- [Instructions for the task]
Copy the records below exactly, omitting any pictures they contain.

───

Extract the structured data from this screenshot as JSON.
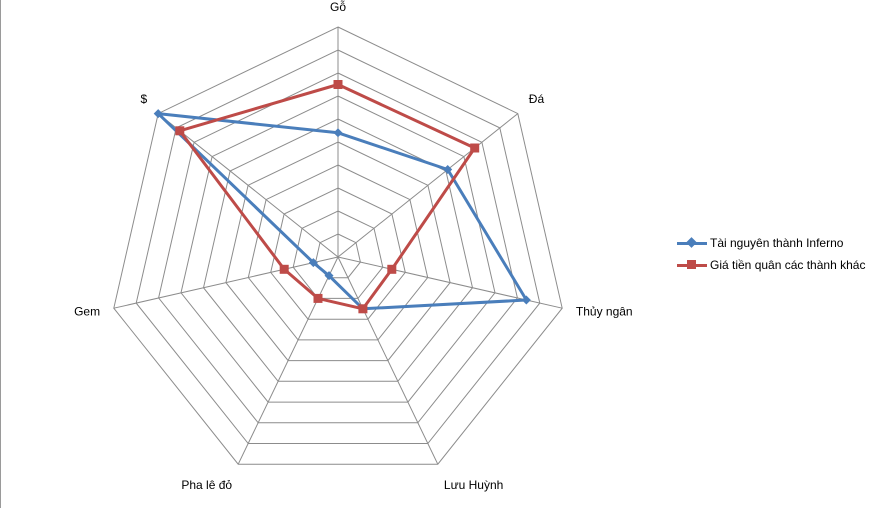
{
  "chart_data": {
    "type": "radar",
    "title": "",
    "axes": [
      "Gỗ",
      "Đá",
      "Thủy ngân",
      "Lưu Huỳnh",
      "Pha lê đỏ",
      "Gem",
      "$"
    ],
    "rings": 10,
    "r_range": [
      0,
      10
    ],
    "series": [
      {
        "name": "Tài nguyên thành Inferno",
        "color": "#4a7ebb",
        "marker": "diamond",
        "values": [
          5.4,
          6.1,
          8.4,
          2.5,
          0.9,
          1.1,
          10.0
        ]
      },
      {
        "name": "Giá tiền quân các thành khác",
        "color": "#be4b48",
        "marker": "square",
        "values": [
          7.5,
          7.6,
          2.4,
          2.5,
          2.0,
          2.4,
          8.8
        ]
      }
    ],
    "legend_position": "right"
  }
}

───

- [Result]
Extract the structured data from this screenshot as JSON.
{
  "chart_data": {
    "type": "radar",
    "title": "",
    "axes": [
      "Gỗ",
      "Đá",
      "Thủy ngân",
      "Lưu Huỳnh",
      "Pha lê đỏ",
      "Gem",
      "$"
    ],
    "rings": 10,
    "r_range": [
      0,
      10
    ],
    "series": [
      {
        "name": "Tài nguyên thành Inferno",
        "color": "#4a7ebb",
        "marker": "diamond",
        "values": [
          5.4,
          6.1,
          8.4,
          2.5,
          0.9,
          1.1,
          10.0
        ]
      },
      {
        "name": "Giá tiền quân các thành khác",
        "color": "#be4b48",
        "marker": "square",
        "values": [
          7.5,
          7.6,
          2.4,
          2.5,
          2.0,
          2.4,
          8.8
        ]
      }
    ],
    "legend_position": "right"
  }
}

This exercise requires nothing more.